Input rows ::
━━━━━━

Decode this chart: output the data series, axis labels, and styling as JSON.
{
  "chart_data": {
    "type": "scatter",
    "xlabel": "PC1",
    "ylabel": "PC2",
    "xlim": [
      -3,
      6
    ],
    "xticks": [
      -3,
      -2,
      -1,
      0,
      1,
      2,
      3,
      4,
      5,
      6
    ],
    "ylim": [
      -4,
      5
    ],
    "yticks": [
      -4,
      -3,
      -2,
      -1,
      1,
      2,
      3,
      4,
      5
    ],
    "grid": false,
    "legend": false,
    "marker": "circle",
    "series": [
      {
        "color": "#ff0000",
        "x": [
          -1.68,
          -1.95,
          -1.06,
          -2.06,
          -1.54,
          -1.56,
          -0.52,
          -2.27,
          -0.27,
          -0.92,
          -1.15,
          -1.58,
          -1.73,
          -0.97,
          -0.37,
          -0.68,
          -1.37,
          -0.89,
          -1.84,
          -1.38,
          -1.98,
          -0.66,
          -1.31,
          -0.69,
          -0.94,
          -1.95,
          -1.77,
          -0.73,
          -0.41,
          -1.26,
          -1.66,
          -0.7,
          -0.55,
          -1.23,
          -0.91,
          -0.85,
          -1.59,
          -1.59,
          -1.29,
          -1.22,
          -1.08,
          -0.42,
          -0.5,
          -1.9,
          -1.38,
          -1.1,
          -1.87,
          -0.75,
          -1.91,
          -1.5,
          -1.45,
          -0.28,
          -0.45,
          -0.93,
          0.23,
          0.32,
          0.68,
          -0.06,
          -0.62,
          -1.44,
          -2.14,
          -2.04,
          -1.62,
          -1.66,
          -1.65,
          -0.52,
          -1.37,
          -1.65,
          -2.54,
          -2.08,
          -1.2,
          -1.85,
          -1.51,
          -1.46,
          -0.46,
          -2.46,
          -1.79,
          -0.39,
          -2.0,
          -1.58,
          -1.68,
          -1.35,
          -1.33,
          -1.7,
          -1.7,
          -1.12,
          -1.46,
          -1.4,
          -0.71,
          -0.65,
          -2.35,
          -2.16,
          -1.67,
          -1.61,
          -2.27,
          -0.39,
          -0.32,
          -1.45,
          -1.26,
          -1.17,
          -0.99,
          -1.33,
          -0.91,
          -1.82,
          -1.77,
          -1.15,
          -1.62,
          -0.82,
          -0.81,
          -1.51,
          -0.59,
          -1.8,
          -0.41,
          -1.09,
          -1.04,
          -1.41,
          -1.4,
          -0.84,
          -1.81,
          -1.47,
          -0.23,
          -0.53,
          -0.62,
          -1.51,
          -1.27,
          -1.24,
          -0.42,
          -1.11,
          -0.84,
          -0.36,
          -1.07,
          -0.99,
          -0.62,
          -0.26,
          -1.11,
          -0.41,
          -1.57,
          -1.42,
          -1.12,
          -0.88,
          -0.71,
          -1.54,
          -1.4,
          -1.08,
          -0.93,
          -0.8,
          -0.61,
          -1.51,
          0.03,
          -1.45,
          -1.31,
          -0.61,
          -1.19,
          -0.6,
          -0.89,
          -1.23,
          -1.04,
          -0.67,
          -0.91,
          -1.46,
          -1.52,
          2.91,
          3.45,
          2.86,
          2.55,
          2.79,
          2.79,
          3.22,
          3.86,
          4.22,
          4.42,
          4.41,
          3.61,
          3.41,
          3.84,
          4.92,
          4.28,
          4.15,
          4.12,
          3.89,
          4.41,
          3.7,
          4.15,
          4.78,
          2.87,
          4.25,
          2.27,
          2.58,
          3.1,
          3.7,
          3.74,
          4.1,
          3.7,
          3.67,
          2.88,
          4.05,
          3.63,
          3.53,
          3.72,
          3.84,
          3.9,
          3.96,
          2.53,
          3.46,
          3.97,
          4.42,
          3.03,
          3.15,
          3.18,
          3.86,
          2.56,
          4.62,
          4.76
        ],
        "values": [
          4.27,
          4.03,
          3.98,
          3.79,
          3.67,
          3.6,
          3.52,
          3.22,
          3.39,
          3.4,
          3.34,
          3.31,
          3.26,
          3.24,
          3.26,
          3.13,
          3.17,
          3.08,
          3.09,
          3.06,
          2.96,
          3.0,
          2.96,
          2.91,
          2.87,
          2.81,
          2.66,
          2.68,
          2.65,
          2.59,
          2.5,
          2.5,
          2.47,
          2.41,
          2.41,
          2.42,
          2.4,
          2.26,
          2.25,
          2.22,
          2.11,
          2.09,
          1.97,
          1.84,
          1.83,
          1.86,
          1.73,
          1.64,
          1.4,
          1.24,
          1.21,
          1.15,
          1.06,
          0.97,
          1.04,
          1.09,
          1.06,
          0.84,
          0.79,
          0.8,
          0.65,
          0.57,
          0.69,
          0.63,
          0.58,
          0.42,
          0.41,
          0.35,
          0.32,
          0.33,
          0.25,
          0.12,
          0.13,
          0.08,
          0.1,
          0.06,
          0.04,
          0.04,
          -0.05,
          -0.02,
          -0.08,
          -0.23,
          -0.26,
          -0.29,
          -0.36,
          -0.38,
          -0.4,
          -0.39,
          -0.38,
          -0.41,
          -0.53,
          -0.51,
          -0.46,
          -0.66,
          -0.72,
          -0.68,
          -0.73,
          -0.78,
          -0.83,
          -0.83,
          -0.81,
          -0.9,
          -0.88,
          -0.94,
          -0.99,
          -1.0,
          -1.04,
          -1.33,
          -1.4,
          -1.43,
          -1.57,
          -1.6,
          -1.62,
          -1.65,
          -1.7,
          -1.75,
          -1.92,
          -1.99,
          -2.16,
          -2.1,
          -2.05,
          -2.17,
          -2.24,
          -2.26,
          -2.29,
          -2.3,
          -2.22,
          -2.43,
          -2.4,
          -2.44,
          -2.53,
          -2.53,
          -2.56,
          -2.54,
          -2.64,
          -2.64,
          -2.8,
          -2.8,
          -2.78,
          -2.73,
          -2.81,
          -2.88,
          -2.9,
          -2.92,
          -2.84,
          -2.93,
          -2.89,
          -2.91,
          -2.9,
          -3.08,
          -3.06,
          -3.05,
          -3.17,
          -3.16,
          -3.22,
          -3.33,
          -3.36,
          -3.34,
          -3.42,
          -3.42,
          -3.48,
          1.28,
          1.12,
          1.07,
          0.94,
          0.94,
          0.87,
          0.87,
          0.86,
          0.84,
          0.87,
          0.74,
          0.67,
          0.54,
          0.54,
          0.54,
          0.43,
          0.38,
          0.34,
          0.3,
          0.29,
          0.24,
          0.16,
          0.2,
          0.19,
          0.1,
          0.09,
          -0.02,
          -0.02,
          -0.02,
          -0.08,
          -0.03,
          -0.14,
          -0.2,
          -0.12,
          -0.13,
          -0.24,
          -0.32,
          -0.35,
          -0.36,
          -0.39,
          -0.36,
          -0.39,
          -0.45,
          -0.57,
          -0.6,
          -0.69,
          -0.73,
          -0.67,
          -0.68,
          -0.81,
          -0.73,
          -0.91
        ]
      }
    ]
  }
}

━━━━━━

Your goal ::
Print the records above exactly as they appear.

Exercise solution ::
Decode this chart: output the data series, axis labels, and styling as JSON.
{
  "chart_data": {
    "type": "scatter",
    "xlabel": "PC1",
    "ylabel": "PC2",
    "xlim": [
      -3,
      6
    ],
    "xticks": [
      -3,
      -2,
      -1,
      0,
      1,
      2,
      3,
      4,
      5,
      6
    ],
    "ylim": [
      -4,
      5
    ],
    "yticks": [
      -4,
      -3,
      -2,
      -1,
      1,
      2,
      3,
      4,
      5
    ],
    "grid": false,
    "legend": false,
    "marker": "circle",
    "series": [
      {
        "color": "#ff0000",
        "x": [
          -1.68,
          -1.95,
          -1.06,
          -2.06,
          -1.54,
          -1.56,
          -0.52,
          -2.27,
          -0.27,
          -0.92,
          -1.15,
          -1.58,
          -1.73,
          -0.97,
          -0.37,
          -0.68,
          -1.37,
          -0.89,
          -1.84,
          -1.38,
          -1.98,
          -0.66,
          -1.31,
          -0.69,
          -0.94,
          -1.95,
          -1.77,
          -0.73,
          -0.41,
          -1.26,
          -1.66,
          -0.7,
          -0.55,
          -1.23,
          -0.91,
          -0.85,
          -1.59,
          -1.59,
          -1.29,
          -1.22,
          -1.08,
          -0.42,
          -0.5,
          -1.9,
          -1.38,
          -1.1,
          -1.87,
          -0.75,
          -1.91,
          -1.5,
          -1.45,
          -0.28,
          -0.45,
          -0.93,
          0.23,
          0.32,
          0.68,
          -0.06,
          -0.62,
          -1.44,
          -2.14,
          -2.04,
          -1.62,
          -1.66,
          -1.65,
          -0.52,
          -1.37,
          -1.65,
          -2.54,
          -2.08,
          -1.2,
          -1.85,
          -1.51,
          -1.46,
          -0.46,
          -2.46,
          -1.79,
          -0.39,
          -2.0,
          -1.58,
          -1.68,
          -1.35,
          -1.33,
          -1.7,
          -1.7,
          -1.12,
          -1.46,
          -1.4,
          -0.71,
          -0.65,
          -2.35,
          -2.16,
          -1.67,
          -1.61,
          -2.27,
          -0.39,
          -0.32,
          -1.45,
          -1.26,
          -1.17,
          -0.99,
          -1.33,
          -0.91,
          -1.82,
          -1.77,
          -1.15,
          -1.62,
          -0.82,
          -0.81,
          -1.51,
          -0.59,
          -1.8,
          -0.41,
          -1.09,
          -1.04,
          -1.41,
          -1.4,
          -0.84,
          -1.81,
          -1.47,
          -0.23,
          -0.53,
          -0.62,
          -1.51,
          -1.27,
          -1.24,
          -0.42,
          -1.11,
          -0.84,
          -0.36,
          -1.07,
          -0.99,
          -0.62,
          -0.26,
          -1.11,
          -0.41,
          -1.57,
          -1.42,
          -1.12,
          -0.88,
          -0.71,
          -1.54,
          -1.4,
          -1.08,
          -0.93,
          -0.8,
          -0.61,
          -1.51,
          0.03,
          -1.45,
          -1.31,
          -0.61,
          -1.19,
          -0.6,
          -0.89,
          -1.23,
          -1.04,
          -0.67,
          -0.91,
          -1.46,
          -1.52,
          2.91,
          3.45,
          2.86,
          2.55,
          2.79,
          2.79,
          3.22,
          3.86,
          4.22,
          4.42,
          4.41,
          3.61,
          3.41,
          3.84,
          4.92,
          4.28,
          4.15,
          4.12,
          3.89,
          4.41,
          3.7,
          4.15,
          4.78,
          2.87,
          4.25,
          2.27,
          2.58,
          3.1,
          3.7,
          3.74,
          4.1,
          3.7,
          3.67,
          2.88,
          4.05,
          3.63,
          3.53,
          3.72,
          3.84,
          3.9,
          3.96,
          2.53,
          3.46,
          3.97,
          4.42,
          3.03,
          3.15,
          3.18,
          3.86,
          2.56,
          4.62,
          4.76
        ],
        "values": [
          4.27,
          4.03,
          3.98,
          3.79,
          3.67,
          3.6,
          3.52,
          3.22,
          3.39,
          3.4,
          3.34,
          3.31,
          3.26,
          3.24,
          3.26,
          3.13,
          3.17,
          3.08,
          3.09,
          3.06,
          2.96,
          3.0,
          2.96,
          2.91,
          2.87,
          2.81,
          2.66,
          2.68,
          2.65,
          2.59,
          2.5,
          2.5,
          2.47,
          2.41,
          2.41,
          2.42,
          2.4,
          2.26,
          2.25,
          2.22,
          2.11,
          2.09,
          1.97,
          1.84,
          1.83,
          1.86,
          1.73,
          1.64,
          1.4,
          1.24,
          1.21,
          1.15,
          1.06,
          0.97,
          1.04,
          1.09,
          1.06,
          0.84,
          0.79,
          0.8,
          0.65,
          0.57,
          0.69,
          0.63,
          0.58,
          0.42,
          0.41,
          0.35,
          0.32,
          0.33,
          0.25,
          0.12,
          0.13,
          0.08,
          0.1,
          0.06,
          0.04,
          0.04,
          -0.05,
          -0.02,
          -0.08,
          -0.23,
          -0.26,
          -0.29,
          -0.36,
          -0.38,
          -0.4,
          -0.39,
          -0.38,
          -0.41,
          -0.53,
          -0.51,
          -0.46,
          -0.66,
          -0.72,
          -0.68,
          -0.73,
          -0.78,
          -0.83,
          -0.83,
          -0.81,
          -0.9,
          -0.88,
          -0.94,
          -0.99,
          -1.0,
          -1.04,
          -1.33,
          -1.4,
          -1.43,
          -1.57,
          -1.6,
          -1.62,
          -1.65,
          -1.7,
          -1.75,
          -1.92,
          -1.99,
          -2.16,
          -2.1,
          -2.05,
          -2.17,
          -2.24,
          -2.26,
          -2.29,
          -2.3,
          -2.22,
          -2.43,
          -2.4,
          -2.44,
          -2.53,
          -2.53,
          -2.56,
          -2.54,
          -2.64,
          -2.64,
          -2.8,
          -2.8,
          -2.78,
          -2.73,
          -2.81,
          -2.88,
          -2.9,
          -2.92,
          -2.84,
          -2.93,
          -2.89,
          -2.91,
          -2.9,
          -3.08,
          -3.06,
          -3.05,
          -3.17,
          -3.16,
          -3.22,
          -3.33,
          -3.36,
          -3.34,
          -3.42,
          -3.42,
          -3.48,
          1.28,
          1.12,
          1.07,
          0.94,
          0.94,
          0.87,
          0.87,
          0.86,
          0.84,
          0.87,
          0.74,
          0.67,
          0.54,
          0.54,
          0.54,
          0.43,
          0.38,
          0.34,
          0.3,
          0.29,
          0.24,
          0.16,
          0.2,
          0.19,
          0.1,
          0.09,
          -0.02,
          -0.02,
          -0.02,
          -0.08,
          -0.03,
          -0.14,
          -0.2,
          -0.12,
          -0.13,
          -0.24,
          -0.32,
          -0.35,
          -0.36,
          -0.39,
          -0.36,
          -0.39,
          -0.45,
          -0.57,
          -0.6,
          -0.69,
          -0.73,
          -0.67,
          -0.68,
          -0.81,
          -0.73,
          -0.91
        ]
      }
    ]
  }
}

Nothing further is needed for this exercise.